## What the task asks
Where a line below has the string "働きがいも" in it, include it in the count, and give that count alone.

#### Records shown ####

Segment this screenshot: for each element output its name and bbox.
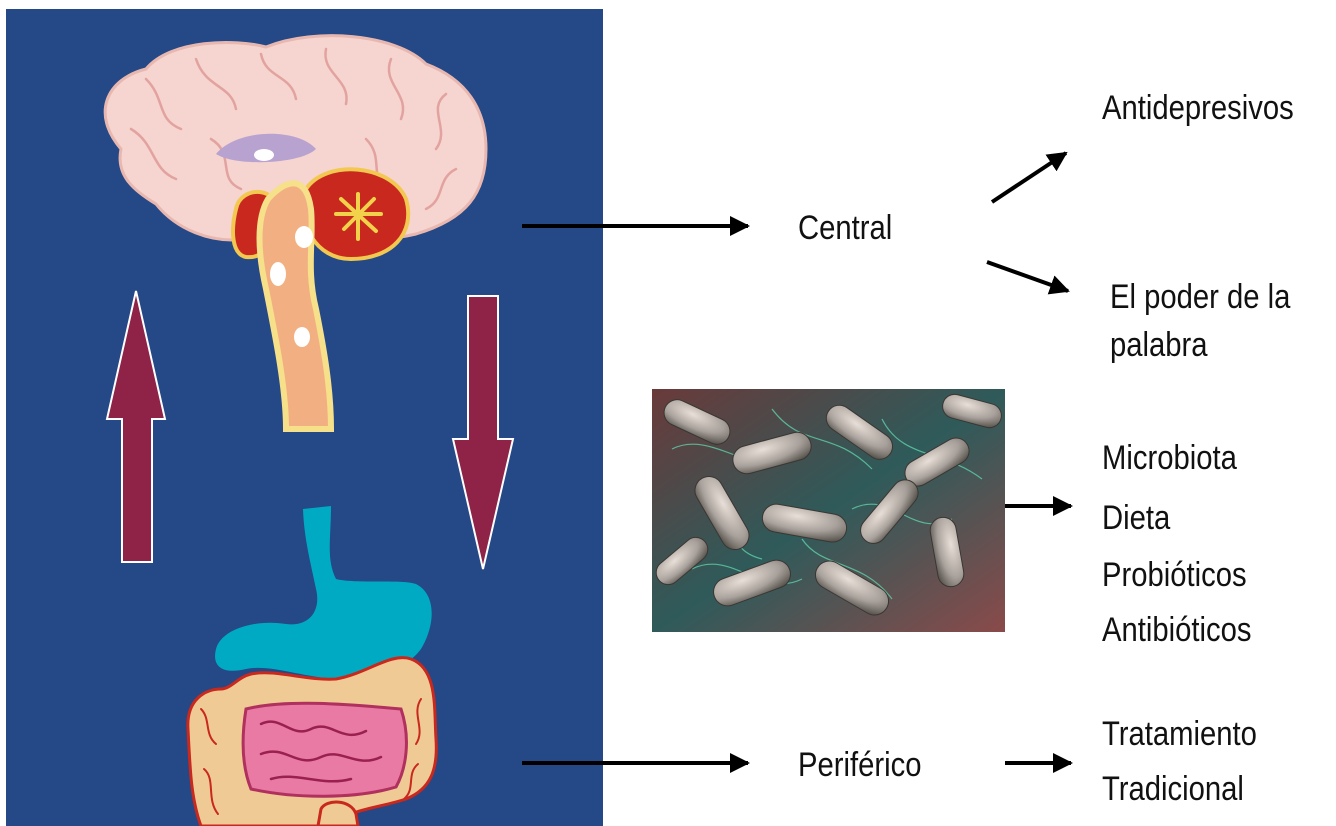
bacteria-micrograph-image: [652, 389, 1005, 632]
label-poder-line2: palabra: [1110, 323, 1208, 367]
label-tratamiento: Tratamiento: [1102, 712, 1257, 756]
arrow-to-antidepresivos: [992, 153, 1066, 202]
label-central: Central: [798, 206, 892, 250]
arrow-to-poder-palabra: [987, 262, 1068, 291]
label-microbiota: Microbiota: [1102, 436, 1237, 480]
label-dieta: Dieta: [1102, 496, 1170, 540]
label-tradicional: Tradicional: [1102, 767, 1244, 811]
label-periferico: Periférico: [798, 743, 922, 787]
label-probioticos: Probióticos: [1102, 553, 1247, 597]
label-antidepresivos: Antidepresivos: [1102, 86, 1294, 130]
label-poder-line1: El poder de la: [1110, 275, 1290, 319]
label-antibioticos: Antibióticos: [1102, 608, 1252, 652]
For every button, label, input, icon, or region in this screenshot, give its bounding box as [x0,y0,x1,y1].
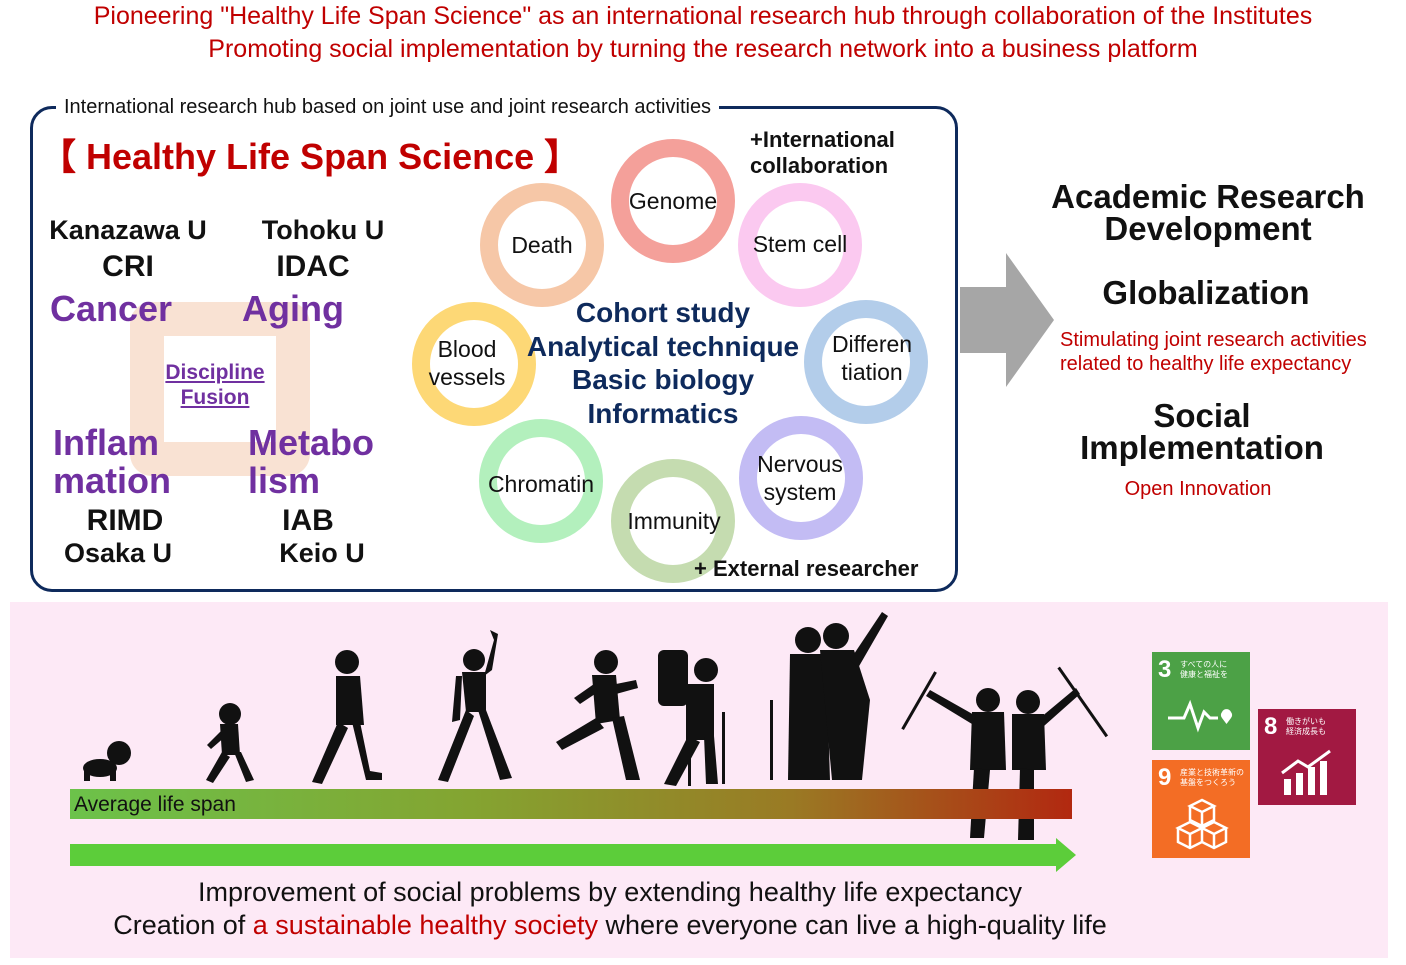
ring-label-genome: Genome [628,188,718,214]
institute-abbr-rimd: RIMD [86,504,164,537]
ring-label-blood-vessels: Blood vessels [428,336,506,390]
discipline-fusion-link[interactable]: Discipline Fusion [165,361,265,409]
ring-chromatin [479,419,603,543]
headline-1: Pioneering "Healthy Life Span Science" a… [93,2,1313,30]
hub-title: 【 Healthy Life Span Science 】 [40,136,581,177]
sdg-3-number: 3 [1158,656,1172,683]
silhouette-celebrating-seniors-icon [901,666,1109,840]
silhouette-walking-man-icon [312,650,382,784]
institute-abbr-iab: IAB [282,504,334,537]
silhouette-stretching-woman-icon [438,630,512,782]
sdg-9-text: 産業と技術革新の 基盤をつくろう [1180,768,1244,787]
note-international-collaboration: +International collaboration [750,127,895,178]
outcome-globalization-desc: Stimulating joint research activities re… [1060,329,1367,375]
sdg-8-number: 8 [1264,713,1278,740]
sdg-9-number: 9 [1158,764,1172,791]
cubes-icon [1175,798,1229,850]
outcome-globalization: Globalization [1102,274,1310,311]
bottom-statement-2: Creation of a sustainable healthy societ… [0,909,1220,941]
silhouette-baby-icon [83,741,131,781]
sdg-8-tile: 8 働きがいも 経済成長も [1258,709,1356,805]
growth-chart-icon [1281,749,1331,795]
note-external-researcher: + External researcher [694,556,919,581]
sdg-3-text: すべての人に 健康と福祉を [1180,660,1228,679]
institute-abbr-cri: CRI [102,250,154,283]
ring-label-death: Death [511,232,573,258]
outcome-academic-research: Academic Research Development [1051,178,1365,247]
sdg-9-tile: 9 産業と技術革新の 基盤をつくろう [1152,760,1250,858]
silhouette-runner-icon [556,650,640,780]
core-methods: Cohort study Analytical technique Basic … [508,296,818,430]
ring-immunity [611,459,735,583]
field-metabolism: Metabo lism [248,422,374,501]
silhouette-toddler-icon [206,703,254,783]
ring-label-stem-cell: Stem cell [752,231,848,257]
headline-2: Promoting social implementation by turni… [208,35,1198,63]
heartbeat-icon [1168,699,1232,733]
institute-abbr-idac: IDAC [276,250,350,283]
ring-death [480,183,604,307]
institute-univ-keio: Keio U [279,538,365,568]
institute-univ-tohoku: Tohoku U [261,215,385,245]
core-analytical-technique: Analytical technique [526,330,800,362]
ring-genome [611,139,735,263]
field-aging: Aging [242,288,344,329]
outcome-social-implementation: Social Implementation [1080,397,1324,466]
institute-univ-kanazawa: Kanazawa U [49,215,207,245]
ring-blood-vessels [412,302,536,426]
average-life-span-bar [70,789,1072,819]
silhouette-hiker-icon [658,650,725,786]
statement-suffix: where everyone can live a high-quality l… [598,910,1107,940]
arrow-right-icon [960,253,1054,387]
core-basic-biology: Basic biology [571,364,755,395]
ring-label-differentiation: Differen tiation [831,331,913,385]
statement-highlight: a sustainable healthy society [252,910,598,940]
institute-univ-osaka: Osaka U [63,538,173,568]
field-inflammation: Inflam mation [53,422,172,501]
ring-label-nervous-system: Nervous system [757,451,843,505]
silhouette-elderly-couple-icon [770,612,888,780]
average-life-span-label: Average life span [74,793,236,816]
outcome-open-innovation: Open Innovation [1124,478,1272,500]
ring-differentiation [804,300,928,424]
sdg-8-text: 働きがいも 経済成長も [1286,717,1326,736]
bottom-statement-1: Improvement of social problems by extend… [198,877,1022,907]
core-informatics: Informatics [587,397,739,429]
ring-label-immunity: Immunity [627,508,721,534]
ring-stem-cell [738,183,862,307]
ring-label-chromatin: Chromatin [487,471,595,497]
field-cancer: Cancer [50,288,173,329]
hub-caption: International research hub based on join… [56,94,720,120]
sdg-3-tile: 3 すべての人に 健康と福祉を [1152,652,1250,750]
statement-prefix: Creation of [113,910,253,940]
ring-nervous-system [739,416,863,540]
core-cohort-study: Cohort study [575,297,751,328]
healthy-life-expectancy-arrow [70,838,1076,872]
discipline-fusion-frame [130,302,310,476]
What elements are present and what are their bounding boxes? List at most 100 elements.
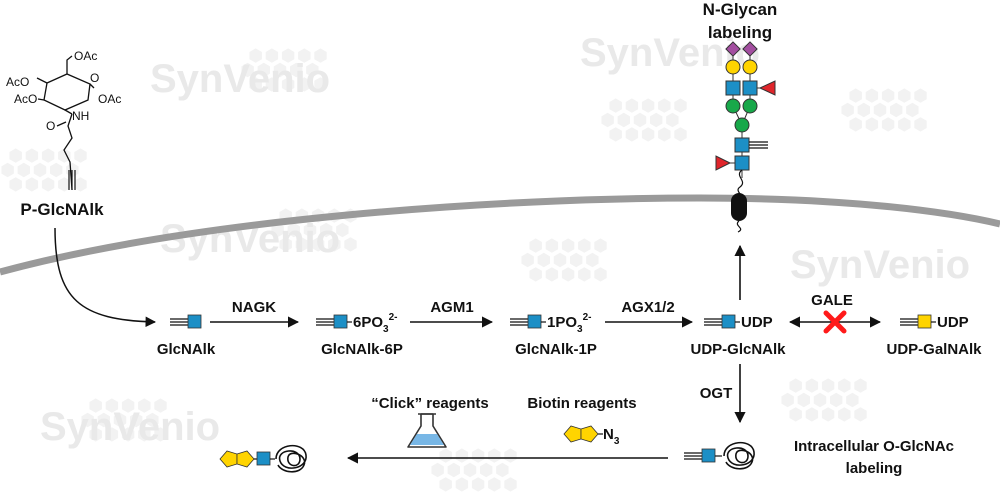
background-hexagon (314, 48, 327, 63)
glcnalk-6p-label: GlcNAlk-6P (321, 341, 403, 358)
background-hexagon (873, 102, 887, 118)
biotin-reagents-label: Biotin reagents (527, 395, 636, 412)
background-hexagon (33, 162, 47, 178)
background-hexagon (298, 48, 311, 63)
background-hexagon (9, 177, 22, 192)
background-hexagon (854, 378, 867, 393)
background-hexagon (594, 267, 607, 282)
background-hexagon (594, 238, 607, 253)
background-hexagon (857, 102, 870, 118)
udp-glcnalk-symbol (704, 314, 740, 329)
background-hexagon (311, 237, 325, 252)
enzyme-nagk: NAGK (232, 299, 276, 316)
glcnalk-1p-label: GlcNAlk-1P (515, 341, 597, 358)
azide-subscript: 3 (614, 436, 620, 447)
background-hexagon (666, 112, 679, 128)
background-hexagon (865, 88, 879, 103)
glcnac-square (742, 80, 758, 96)
background-hexagon (281, 48, 295, 63)
glcnalk-6p-symbol (316, 314, 352, 329)
udp-text: UDP (937, 314, 969, 331)
background-hexagon (58, 177, 71, 192)
background-hexagon (138, 427, 151, 442)
background-hexagon (914, 88, 927, 103)
background-hexagon (561, 238, 575, 253)
background-hexagon (914, 117, 927, 132)
background-hexagon (290, 62, 303, 78)
background-hexagon (41, 177, 55, 192)
phosphate-6-label: 6PO32- (353, 312, 397, 335)
background-hexagon (265, 48, 279, 63)
background-hexagon (257, 62, 270, 78)
background-hexagon (249, 77, 262, 92)
glcnac-square (734, 137, 750, 153)
background-hexagon (1, 162, 14, 178)
background-hexagon (529, 238, 542, 253)
background-hexagon (336, 222, 349, 238)
background-hexagon (81, 412, 94, 428)
cell-membrane (0, 194, 1000, 276)
background-hexagon (890, 102, 903, 118)
background-hexagon (545, 238, 559, 253)
mannose-circle (734, 117, 750, 133)
background-hexagon (121, 398, 135, 413)
uptake-arrow (54, 227, 157, 327)
sialic-acid-diamond (742, 41, 758, 57)
background-hexagon (25, 148, 39, 163)
background-hexagon (17, 162, 30, 178)
background-hexagon (121, 427, 135, 442)
background-hexagon (658, 127, 671, 142)
carbonyl-oxygen-label: O (46, 119, 55, 133)
n-glycan-title: N-Glycan (703, 0, 778, 19)
background-hexagon (41, 148, 55, 163)
background-hexagon (488, 477, 501, 492)
amide-nh-label: NH (72, 109, 89, 123)
flask-icon (407, 413, 447, 448)
background-hexagon (617, 112, 630, 128)
background-hexagon (633, 112, 647, 128)
background-hexagon (154, 427, 167, 442)
background-hexagon (97, 412, 110, 428)
background-hexagon (898, 117, 911, 132)
background-hexagon (74, 177, 87, 192)
background-hexagon (298, 77, 311, 92)
acetyl-group-label: AcO (6, 75, 29, 89)
background-hexagon (328, 237, 341, 252)
background-hexagon (838, 407, 851, 422)
background-hexagon (306, 62, 319, 78)
background-hexagon (273, 62, 287, 78)
o-glcnac-protein-symbol (684, 448, 722, 463)
click-reagents-label: “Click” reagents (371, 395, 489, 412)
watermark-group: SynVenio SynVenio SynVenio SynVenio SynV… (40, 31, 970, 449)
background-hexagon (545, 267, 559, 282)
background-hexagon (113, 412, 127, 428)
acetyl-group-label: OAc (98, 92, 121, 106)
azide-text: N (603, 426, 614, 443)
background-hexagon (898, 88, 911, 103)
background-hexagon (906, 102, 919, 118)
watermark-text: SynVenio (40, 405, 220, 449)
mannose-circle (742, 98, 758, 114)
phosphate-charge: 2- (583, 312, 592, 323)
background-hexagon (570, 252, 583, 268)
background-hexagon (439, 448, 452, 463)
background-hexagon (281, 77, 295, 92)
background-hexagon (674, 98, 687, 113)
background-hexagon (130, 412, 143, 428)
background-hexagon (320, 222, 333, 238)
background-hexagon (841, 102, 854, 118)
fucose-triangle (715, 155, 732, 171)
watermark-text: SynVenio (790, 243, 970, 287)
background-hexagon (625, 127, 639, 142)
background-hexagon (838, 378, 851, 393)
background-hexagon (9, 148, 22, 163)
background-hexagon (463, 462, 477, 478)
enzyme-gale: GALE (811, 292, 853, 309)
background-hexagon (625, 98, 639, 113)
background-hexagon (789, 378, 802, 393)
background-hexagon (480, 462, 493, 478)
background-hexagon (846, 392, 859, 408)
protein-linker (736, 220, 742, 233)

####

## Your solution
2